▶ **Records shown**:
━━━━━━━━━━
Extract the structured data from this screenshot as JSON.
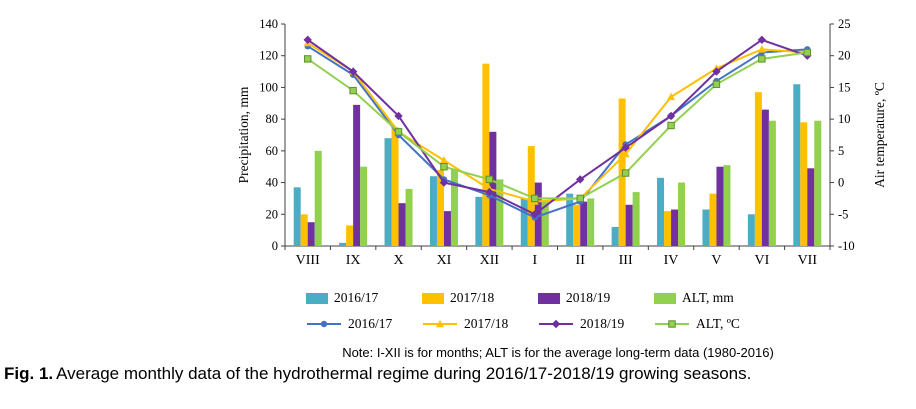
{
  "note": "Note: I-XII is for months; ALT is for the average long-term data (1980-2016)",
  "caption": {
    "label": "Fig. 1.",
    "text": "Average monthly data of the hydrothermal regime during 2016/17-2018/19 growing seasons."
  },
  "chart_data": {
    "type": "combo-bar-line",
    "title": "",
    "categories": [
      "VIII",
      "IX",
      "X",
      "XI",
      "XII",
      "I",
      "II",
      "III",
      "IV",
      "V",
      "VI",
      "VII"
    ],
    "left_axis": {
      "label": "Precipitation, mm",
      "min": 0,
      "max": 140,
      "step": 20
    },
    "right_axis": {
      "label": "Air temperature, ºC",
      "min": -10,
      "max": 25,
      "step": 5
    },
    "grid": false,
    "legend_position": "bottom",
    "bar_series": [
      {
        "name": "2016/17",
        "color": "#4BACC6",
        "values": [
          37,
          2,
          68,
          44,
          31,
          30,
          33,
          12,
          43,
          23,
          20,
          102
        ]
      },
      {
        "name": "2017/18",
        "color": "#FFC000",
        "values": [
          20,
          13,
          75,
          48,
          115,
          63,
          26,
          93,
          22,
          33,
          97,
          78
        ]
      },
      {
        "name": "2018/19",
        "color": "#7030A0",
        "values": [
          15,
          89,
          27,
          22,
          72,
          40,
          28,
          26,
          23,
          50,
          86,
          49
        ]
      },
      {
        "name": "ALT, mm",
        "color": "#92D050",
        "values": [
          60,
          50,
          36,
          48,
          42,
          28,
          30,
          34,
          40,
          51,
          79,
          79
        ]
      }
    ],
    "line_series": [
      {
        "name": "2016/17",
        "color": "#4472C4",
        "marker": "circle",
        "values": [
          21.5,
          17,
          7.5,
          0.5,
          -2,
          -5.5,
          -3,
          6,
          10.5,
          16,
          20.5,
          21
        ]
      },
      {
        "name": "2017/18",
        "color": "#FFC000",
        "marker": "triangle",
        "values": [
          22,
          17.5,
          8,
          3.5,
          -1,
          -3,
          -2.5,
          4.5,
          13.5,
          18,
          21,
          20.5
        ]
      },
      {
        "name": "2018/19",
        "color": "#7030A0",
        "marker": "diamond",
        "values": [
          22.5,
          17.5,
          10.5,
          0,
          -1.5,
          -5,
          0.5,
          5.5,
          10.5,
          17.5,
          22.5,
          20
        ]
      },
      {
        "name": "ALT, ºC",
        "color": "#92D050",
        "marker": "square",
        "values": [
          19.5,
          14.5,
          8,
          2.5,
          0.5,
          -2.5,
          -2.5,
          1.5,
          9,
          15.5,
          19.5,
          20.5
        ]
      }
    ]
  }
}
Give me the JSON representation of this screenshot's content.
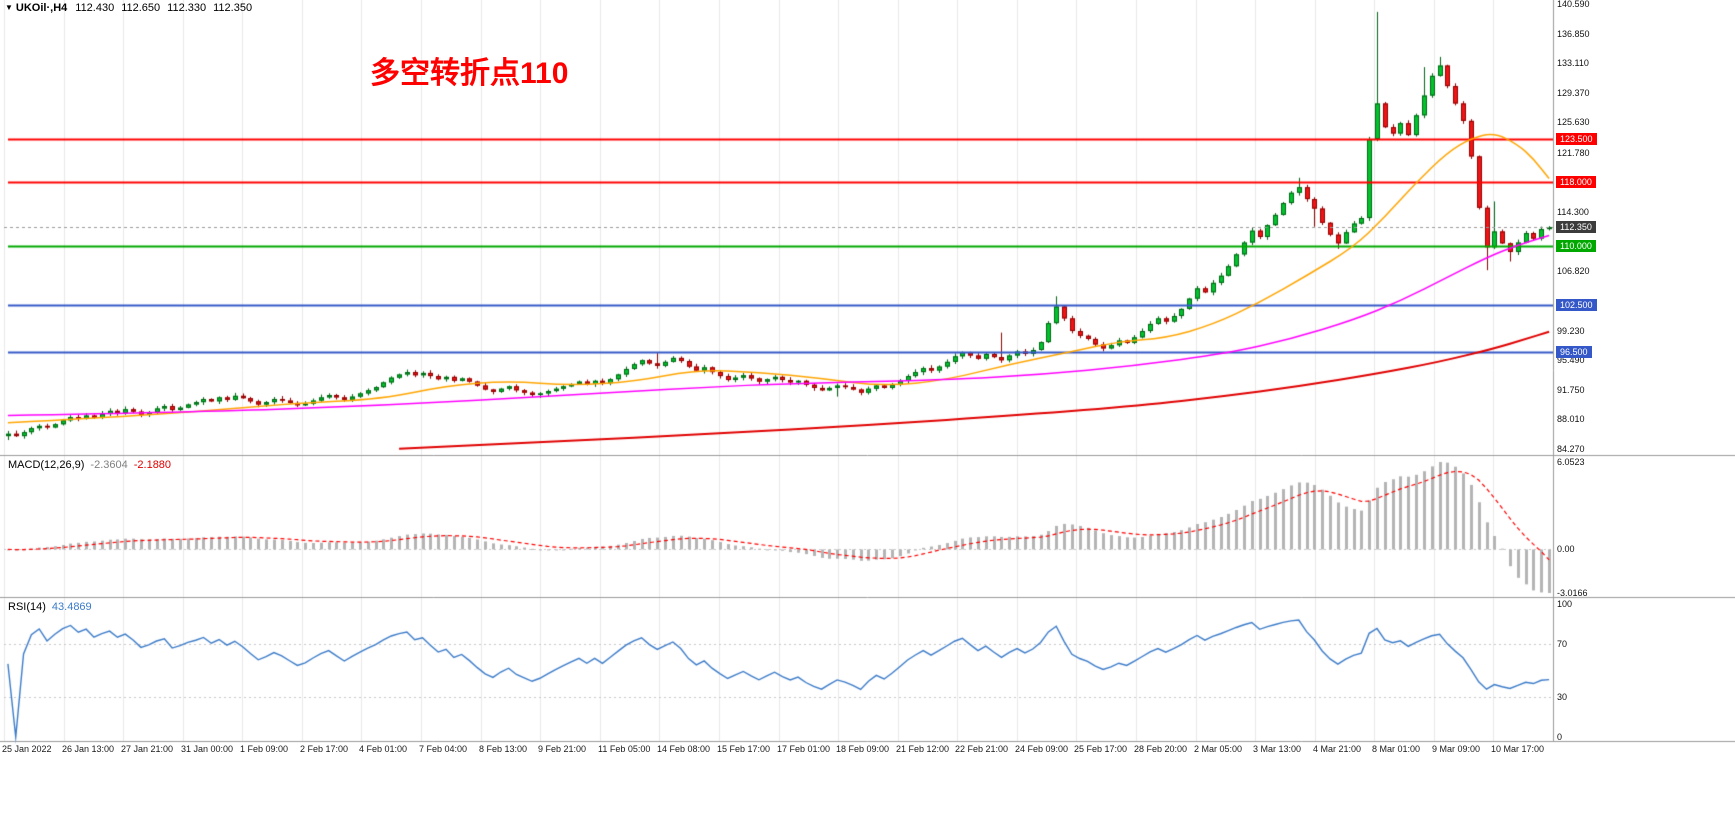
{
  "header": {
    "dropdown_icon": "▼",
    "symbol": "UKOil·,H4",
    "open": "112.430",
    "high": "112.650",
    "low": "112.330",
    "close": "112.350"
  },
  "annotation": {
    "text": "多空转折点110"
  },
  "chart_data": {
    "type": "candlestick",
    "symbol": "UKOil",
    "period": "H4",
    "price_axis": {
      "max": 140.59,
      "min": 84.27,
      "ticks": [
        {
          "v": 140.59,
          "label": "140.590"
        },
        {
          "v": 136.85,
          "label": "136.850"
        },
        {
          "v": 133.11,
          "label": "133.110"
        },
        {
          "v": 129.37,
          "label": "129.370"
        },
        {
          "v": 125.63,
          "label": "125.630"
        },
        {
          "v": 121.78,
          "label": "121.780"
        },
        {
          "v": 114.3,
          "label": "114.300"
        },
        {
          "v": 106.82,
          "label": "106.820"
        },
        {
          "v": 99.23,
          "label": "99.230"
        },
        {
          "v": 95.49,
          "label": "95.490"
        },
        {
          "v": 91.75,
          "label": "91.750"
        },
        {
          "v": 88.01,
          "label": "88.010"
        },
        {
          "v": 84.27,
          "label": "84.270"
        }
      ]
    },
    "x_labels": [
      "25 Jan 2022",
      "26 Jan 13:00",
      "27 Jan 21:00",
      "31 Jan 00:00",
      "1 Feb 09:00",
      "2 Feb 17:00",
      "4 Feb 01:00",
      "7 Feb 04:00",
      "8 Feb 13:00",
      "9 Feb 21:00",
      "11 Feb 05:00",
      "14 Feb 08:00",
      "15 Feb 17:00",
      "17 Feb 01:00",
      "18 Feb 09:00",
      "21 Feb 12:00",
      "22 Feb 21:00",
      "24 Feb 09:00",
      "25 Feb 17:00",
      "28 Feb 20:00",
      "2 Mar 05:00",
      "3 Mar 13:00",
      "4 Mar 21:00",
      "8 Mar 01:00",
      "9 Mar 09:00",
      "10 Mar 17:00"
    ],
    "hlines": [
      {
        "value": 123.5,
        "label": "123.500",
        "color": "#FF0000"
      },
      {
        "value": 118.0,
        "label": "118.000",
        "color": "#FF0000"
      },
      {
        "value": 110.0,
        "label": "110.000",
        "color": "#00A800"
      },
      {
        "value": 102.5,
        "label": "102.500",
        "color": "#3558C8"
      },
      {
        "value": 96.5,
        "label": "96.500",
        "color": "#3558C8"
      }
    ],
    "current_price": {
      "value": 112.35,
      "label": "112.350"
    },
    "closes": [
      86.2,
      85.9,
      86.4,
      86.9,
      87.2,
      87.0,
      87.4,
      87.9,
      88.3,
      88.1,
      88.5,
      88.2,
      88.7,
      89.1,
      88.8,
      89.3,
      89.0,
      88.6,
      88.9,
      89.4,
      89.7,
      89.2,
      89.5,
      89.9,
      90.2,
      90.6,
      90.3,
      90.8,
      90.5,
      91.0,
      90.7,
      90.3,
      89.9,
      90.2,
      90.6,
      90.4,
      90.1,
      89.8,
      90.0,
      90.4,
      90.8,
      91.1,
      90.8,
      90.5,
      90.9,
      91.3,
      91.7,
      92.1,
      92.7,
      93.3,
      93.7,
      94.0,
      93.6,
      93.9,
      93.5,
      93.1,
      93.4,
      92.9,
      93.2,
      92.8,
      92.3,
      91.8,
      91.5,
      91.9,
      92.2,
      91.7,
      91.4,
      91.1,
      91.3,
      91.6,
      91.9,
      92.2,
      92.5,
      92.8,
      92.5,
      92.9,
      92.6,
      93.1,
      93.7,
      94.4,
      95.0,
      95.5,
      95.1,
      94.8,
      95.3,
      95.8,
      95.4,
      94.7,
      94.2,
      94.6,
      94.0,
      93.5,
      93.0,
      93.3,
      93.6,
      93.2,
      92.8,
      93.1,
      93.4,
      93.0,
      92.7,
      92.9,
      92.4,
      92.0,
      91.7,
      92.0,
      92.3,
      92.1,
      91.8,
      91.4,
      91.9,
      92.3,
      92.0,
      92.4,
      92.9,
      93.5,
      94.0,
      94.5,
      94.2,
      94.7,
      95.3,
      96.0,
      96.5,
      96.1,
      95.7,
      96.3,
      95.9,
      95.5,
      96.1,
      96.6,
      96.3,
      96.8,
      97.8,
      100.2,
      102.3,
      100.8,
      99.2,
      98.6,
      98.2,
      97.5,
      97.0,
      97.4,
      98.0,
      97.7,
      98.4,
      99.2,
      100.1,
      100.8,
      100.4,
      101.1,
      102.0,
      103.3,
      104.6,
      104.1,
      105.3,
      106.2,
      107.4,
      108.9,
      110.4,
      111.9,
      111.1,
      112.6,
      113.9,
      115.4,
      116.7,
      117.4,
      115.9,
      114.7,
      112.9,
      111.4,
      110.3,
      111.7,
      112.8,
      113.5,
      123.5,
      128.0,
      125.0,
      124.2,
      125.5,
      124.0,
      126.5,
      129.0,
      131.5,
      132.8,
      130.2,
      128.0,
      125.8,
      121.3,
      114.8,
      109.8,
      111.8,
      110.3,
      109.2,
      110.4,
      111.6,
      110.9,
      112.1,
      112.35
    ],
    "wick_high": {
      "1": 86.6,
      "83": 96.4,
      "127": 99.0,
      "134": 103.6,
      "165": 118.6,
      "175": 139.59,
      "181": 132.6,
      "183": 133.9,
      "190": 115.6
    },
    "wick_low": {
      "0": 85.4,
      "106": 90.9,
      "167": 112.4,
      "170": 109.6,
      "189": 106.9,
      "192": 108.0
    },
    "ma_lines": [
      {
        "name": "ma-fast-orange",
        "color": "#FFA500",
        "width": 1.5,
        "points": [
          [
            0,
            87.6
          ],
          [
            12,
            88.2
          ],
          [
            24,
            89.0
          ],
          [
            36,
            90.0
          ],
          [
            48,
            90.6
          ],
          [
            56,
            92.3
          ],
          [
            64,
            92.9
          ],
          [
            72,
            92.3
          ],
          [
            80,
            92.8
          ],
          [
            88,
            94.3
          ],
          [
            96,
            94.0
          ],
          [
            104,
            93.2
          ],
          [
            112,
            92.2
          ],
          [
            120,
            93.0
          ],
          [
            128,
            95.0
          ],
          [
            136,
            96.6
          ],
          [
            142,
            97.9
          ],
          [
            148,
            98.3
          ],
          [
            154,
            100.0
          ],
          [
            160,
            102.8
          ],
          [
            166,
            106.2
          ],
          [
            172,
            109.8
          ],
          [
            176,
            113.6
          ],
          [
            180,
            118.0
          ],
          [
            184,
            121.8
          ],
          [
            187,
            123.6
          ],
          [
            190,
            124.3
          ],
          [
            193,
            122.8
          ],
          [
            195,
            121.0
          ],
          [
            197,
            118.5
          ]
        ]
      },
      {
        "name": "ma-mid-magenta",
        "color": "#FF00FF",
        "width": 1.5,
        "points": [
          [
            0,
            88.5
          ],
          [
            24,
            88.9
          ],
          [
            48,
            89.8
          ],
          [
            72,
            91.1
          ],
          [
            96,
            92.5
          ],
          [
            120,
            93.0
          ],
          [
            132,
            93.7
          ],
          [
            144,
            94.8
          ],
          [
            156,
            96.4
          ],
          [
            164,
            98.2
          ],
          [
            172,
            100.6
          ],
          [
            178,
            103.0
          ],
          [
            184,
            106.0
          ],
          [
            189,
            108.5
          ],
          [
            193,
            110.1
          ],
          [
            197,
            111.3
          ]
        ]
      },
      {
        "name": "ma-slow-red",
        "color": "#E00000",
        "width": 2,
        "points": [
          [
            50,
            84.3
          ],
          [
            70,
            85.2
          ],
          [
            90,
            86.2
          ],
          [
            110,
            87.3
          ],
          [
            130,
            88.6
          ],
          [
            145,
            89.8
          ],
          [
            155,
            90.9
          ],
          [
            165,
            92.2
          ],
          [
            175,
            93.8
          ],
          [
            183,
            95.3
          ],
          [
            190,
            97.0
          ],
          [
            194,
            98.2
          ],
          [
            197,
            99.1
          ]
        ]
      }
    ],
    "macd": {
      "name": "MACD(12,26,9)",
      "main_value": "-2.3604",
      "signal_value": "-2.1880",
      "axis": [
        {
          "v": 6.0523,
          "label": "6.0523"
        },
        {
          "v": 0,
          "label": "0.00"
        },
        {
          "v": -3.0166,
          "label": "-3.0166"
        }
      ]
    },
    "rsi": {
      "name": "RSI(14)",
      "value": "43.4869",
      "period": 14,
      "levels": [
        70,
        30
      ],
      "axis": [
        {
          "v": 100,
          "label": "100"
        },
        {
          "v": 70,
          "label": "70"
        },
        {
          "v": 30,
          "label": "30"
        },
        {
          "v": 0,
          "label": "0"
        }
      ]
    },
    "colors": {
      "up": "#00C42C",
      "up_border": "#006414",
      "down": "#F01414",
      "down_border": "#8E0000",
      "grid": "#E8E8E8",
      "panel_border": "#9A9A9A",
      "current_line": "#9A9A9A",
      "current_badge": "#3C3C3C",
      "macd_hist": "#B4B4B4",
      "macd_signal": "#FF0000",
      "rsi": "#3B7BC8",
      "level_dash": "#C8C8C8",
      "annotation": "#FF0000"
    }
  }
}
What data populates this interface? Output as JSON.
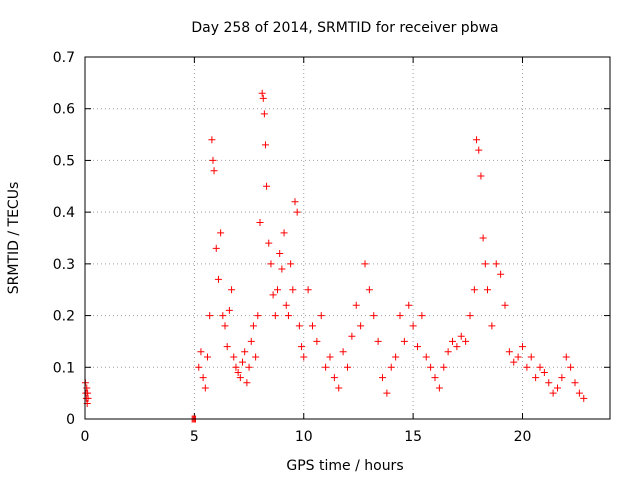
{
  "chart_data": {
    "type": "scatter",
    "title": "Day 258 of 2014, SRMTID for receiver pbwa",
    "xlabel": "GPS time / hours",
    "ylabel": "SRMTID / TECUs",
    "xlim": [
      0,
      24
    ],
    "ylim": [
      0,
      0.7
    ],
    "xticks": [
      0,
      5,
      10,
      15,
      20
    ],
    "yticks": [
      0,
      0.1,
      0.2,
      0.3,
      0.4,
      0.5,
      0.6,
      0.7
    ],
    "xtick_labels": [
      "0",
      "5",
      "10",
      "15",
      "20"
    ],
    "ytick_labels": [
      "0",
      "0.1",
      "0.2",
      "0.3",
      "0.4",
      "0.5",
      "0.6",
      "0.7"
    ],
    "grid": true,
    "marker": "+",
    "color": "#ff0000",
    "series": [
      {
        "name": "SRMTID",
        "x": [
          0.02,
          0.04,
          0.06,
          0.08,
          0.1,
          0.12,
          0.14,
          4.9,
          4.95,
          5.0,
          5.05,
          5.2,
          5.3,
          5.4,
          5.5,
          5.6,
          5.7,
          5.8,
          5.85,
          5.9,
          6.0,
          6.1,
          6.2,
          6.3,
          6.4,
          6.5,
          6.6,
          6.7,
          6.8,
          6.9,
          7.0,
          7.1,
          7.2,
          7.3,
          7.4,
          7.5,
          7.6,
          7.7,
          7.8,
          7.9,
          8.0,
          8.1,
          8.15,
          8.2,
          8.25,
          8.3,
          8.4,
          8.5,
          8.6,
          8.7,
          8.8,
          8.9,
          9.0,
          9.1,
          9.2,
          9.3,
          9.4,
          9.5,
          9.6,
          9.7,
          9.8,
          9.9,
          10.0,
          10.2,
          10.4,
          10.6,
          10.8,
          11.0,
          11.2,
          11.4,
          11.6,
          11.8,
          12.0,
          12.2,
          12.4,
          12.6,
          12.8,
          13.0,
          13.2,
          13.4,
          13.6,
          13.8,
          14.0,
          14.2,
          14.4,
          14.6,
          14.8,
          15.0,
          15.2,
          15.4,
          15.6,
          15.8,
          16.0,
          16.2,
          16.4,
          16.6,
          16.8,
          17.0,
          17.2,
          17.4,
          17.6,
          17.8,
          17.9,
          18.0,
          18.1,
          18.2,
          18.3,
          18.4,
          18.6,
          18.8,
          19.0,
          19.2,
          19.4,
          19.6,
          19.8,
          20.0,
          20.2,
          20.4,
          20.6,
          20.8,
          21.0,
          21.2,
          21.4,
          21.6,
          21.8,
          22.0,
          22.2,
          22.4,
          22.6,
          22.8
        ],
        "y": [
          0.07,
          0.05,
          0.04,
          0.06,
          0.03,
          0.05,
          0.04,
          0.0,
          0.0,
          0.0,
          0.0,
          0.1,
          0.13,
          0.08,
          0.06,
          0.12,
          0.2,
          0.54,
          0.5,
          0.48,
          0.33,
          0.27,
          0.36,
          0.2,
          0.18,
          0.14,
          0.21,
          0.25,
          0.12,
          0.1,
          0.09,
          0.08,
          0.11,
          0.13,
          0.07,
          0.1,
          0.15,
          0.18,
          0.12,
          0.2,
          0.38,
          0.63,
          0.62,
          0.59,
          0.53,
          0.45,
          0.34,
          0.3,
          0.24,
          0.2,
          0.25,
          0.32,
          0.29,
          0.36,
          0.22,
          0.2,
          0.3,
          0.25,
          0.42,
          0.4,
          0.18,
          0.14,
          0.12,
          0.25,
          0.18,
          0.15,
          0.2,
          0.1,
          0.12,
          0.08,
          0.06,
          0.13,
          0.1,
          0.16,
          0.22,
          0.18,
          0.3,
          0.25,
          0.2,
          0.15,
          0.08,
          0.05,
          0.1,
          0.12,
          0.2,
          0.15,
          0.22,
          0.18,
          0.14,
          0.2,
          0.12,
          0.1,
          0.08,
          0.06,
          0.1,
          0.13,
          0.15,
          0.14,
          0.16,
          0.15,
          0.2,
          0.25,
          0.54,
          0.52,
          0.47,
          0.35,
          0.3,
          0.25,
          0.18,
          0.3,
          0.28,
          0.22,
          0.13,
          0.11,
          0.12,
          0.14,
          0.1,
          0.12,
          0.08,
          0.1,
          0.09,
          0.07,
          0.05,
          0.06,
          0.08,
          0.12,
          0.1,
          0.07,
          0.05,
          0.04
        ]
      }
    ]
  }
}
━━━━━━━━━━
▶ **Directive**: Where does the word "marker" appear in the listing? List each line that holds it.

▶ **Solution to this problem**:
        "marker": "circle",
        "marker": "triangle",
        "marker": "diamond",
        "marker": "square",
    "marker": "+",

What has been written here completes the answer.